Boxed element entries
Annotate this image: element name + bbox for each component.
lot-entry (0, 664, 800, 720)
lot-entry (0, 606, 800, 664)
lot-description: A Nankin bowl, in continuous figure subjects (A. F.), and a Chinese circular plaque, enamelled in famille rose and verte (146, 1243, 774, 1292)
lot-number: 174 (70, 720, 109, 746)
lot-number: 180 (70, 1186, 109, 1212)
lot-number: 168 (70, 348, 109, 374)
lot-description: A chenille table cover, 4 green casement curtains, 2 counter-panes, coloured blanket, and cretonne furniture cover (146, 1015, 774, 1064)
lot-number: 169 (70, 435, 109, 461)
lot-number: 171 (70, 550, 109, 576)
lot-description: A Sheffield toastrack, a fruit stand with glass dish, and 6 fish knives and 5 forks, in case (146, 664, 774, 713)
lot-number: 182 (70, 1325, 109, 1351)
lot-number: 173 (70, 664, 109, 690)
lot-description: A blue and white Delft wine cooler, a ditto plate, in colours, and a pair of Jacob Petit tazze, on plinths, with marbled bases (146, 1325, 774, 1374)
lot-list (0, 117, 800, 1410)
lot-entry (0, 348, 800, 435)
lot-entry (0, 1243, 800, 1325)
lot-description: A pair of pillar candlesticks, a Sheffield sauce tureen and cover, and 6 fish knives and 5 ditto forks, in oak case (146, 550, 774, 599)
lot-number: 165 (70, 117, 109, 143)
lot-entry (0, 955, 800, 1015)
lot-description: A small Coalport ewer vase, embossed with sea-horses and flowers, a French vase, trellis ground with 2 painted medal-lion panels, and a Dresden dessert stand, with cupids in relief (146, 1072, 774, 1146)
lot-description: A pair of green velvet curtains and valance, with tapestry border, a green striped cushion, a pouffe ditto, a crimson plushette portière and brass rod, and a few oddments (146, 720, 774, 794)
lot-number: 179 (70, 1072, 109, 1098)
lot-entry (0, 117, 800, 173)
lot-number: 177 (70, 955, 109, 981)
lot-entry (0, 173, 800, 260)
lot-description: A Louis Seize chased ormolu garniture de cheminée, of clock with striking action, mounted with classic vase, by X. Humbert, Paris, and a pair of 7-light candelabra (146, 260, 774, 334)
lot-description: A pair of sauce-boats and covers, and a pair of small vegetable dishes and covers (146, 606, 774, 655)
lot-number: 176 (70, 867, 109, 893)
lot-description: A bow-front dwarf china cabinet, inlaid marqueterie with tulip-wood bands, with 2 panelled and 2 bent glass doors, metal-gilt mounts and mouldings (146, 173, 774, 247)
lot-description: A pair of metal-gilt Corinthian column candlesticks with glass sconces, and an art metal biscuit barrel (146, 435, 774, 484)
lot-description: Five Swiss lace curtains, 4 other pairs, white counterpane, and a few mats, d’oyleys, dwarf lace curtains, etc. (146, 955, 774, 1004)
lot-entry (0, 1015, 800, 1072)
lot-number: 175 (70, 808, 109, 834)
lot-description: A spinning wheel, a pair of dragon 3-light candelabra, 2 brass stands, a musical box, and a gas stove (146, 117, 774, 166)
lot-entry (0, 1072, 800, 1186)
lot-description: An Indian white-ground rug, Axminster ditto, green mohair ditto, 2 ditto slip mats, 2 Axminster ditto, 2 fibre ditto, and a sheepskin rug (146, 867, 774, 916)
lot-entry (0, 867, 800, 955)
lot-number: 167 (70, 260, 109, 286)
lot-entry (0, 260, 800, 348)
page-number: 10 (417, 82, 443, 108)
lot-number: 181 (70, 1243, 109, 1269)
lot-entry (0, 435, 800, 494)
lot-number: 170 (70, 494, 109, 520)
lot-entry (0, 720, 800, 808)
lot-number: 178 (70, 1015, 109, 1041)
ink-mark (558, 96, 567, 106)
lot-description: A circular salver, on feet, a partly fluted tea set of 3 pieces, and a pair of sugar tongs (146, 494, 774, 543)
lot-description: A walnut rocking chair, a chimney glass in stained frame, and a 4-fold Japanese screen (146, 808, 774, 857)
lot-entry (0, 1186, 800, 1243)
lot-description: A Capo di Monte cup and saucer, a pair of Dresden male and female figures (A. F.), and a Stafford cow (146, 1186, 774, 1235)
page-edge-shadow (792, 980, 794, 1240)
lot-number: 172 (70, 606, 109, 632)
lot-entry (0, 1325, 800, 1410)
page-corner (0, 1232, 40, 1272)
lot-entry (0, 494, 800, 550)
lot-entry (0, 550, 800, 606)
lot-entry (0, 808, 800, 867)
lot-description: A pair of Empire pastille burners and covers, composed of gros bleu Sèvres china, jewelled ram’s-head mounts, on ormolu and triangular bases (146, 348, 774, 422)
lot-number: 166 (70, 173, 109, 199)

▶ EXERCISE DESCRIPTION: Write out all the items again, substituting "lot-row" for every "lot-entry" and keeping everything else the same.

▶ RESPONSE TO THIS TASK:
Annotate this image: element name + bbox for each component.
lot-row (0, 664, 800, 720)
lot-row (0, 606, 800, 664)
lot-description: A Nankin bowl, in continuous figure subjects (A. F.), and a Chinese circular plaque, enamelled in famille rose and verte (146, 1243, 774, 1292)
lot-number: 174 (70, 720, 109, 746)
lot-number: 180 (70, 1186, 109, 1212)
lot-number: 168 (70, 348, 109, 374)
lot-description: A chenille table cover, 4 green casement curtains, 2 counter-panes, coloured blanket, and cretonne furniture cover (146, 1015, 774, 1064)
lot-number: 169 (70, 435, 109, 461)
lot-number: 171 (70, 550, 109, 576)
lot-description: A Sheffield toastrack, a fruit stand with glass dish, and 6 fish knives and 5 forks, in case (146, 664, 774, 713)
lot-number: 182 (70, 1325, 109, 1351)
lot-number: 173 (70, 664, 109, 690)
lot-description: A blue and white Delft wine cooler, a ditto plate, in colours, and a pair of Jacob Petit tazze, on plinths, with marbled bases (146, 1325, 774, 1374)
lot-list (0, 117, 800, 1410)
lot-row (0, 348, 800, 435)
lot-row (0, 1243, 800, 1325)
lot-description: A pair of pillar candlesticks, a Sheffield sauce tureen and cover, and 6 fish knives and 5 ditto forks, in oak case (146, 550, 774, 599)
lot-number: 165 (70, 117, 109, 143)
lot-row (0, 955, 800, 1015)
lot-description: A small Coalport ewer vase, embossed with sea-horses and flowers, a French vase, trellis ground with 2 painted medal-lion panels, and a Dresden dessert stand, with cupids in relief (146, 1072, 774, 1146)
lot-description: A pair of green velvet curtains and valance, with tapestry border, a green striped cushion, a pouffe ditto, a crimson plushette portière and brass rod, and a few oddments (146, 720, 774, 794)
lot-number: 179 (70, 1072, 109, 1098)
lot-row (0, 117, 800, 173)
lot-number: 177 (70, 955, 109, 981)
lot-row (0, 173, 800, 260)
lot-description: A Louis Seize chased ormolu garniture de cheminée, of clock with striking action, mounted with classic vase, by X. Humbert, Paris, and a pair of 7-light candelabra (146, 260, 774, 334)
lot-description: A pair of sauce-boats and covers, and a pair of small vegetable dishes and covers (146, 606, 774, 655)
lot-number: 176 (70, 867, 109, 893)
lot-description: A bow-front dwarf china cabinet, inlaid marqueterie with tulip-wood bands, with 2 panelled and 2 bent glass doors, metal-gilt mounts and mouldings (146, 173, 774, 247)
lot-description: A pair of metal-gilt Corinthian column candlesticks with glass sconces, and an art metal biscuit barrel (146, 435, 774, 484)
lot-description: Five Swiss lace curtains, 4 other pairs, white counterpane, and a few mats, d’oyleys, dwarf lace curtains, etc. (146, 955, 774, 1004)
lot-row (0, 1015, 800, 1072)
lot-number: 175 (70, 808, 109, 834)
lot-description: A spinning wheel, a pair of dragon 3-light candelabra, 2 brass stands, a musical box, and a gas stove (146, 117, 774, 166)
lot-row (0, 1072, 800, 1186)
lot-description: An Indian white-ground rug, Axminster ditto, green mohair ditto, 2 ditto slip mats, 2 Axminster ditto, 2 fibre ditto, and a sheepskin rug (146, 867, 774, 916)
lot-row (0, 867, 800, 955)
lot-number: 167 (70, 260, 109, 286)
lot-row (0, 260, 800, 348)
page-number: 10 (417, 82, 443, 108)
lot-number: 181 (70, 1243, 109, 1269)
lot-row (0, 435, 800, 494)
lot-number: 170 (70, 494, 109, 520)
lot-row (0, 720, 800, 808)
lot-number: 178 (70, 1015, 109, 1041)
ink-mark (558, 96, 567, 106)
lot-description: A circular salver, on feet, a partly fluted tea set of 3 pieces, and a pair of sugar tongs (146, 494, 774, 543)
lot-description: A walnut rocking chair, a chimney glass in stained frame, and a 4-fold Japanese screen (146, 808, 774, 857)
lot-row (0, 1186, 800, 1243)
lot-description: A Capo di Monte cup and saucer, a pair of Dresden male and female figures (A. F.), and a Stafford cow (146, 1186, 774, 1235)
page-edge-shadow (792, 980, 794, 1240)
lot-number: 172 (70, 606, 109, 632)
lot-row (0, 1325, 800, 1410)
page-corner (0, 1232, 40, 1272)
lot-row (0, 494, 800, 550)
lot-row (0, 550, 800, 606)
lot-row (0, 808, 800, 867)
lot-description: A pair of Empire pastille burners and covers, composed of gros bleu Sèvres china, jewelled ram’s-head mounts, on ormolu and triangular bases (146, 348, 774, 422)
lot-number: 166 (70, 173, 109, 199)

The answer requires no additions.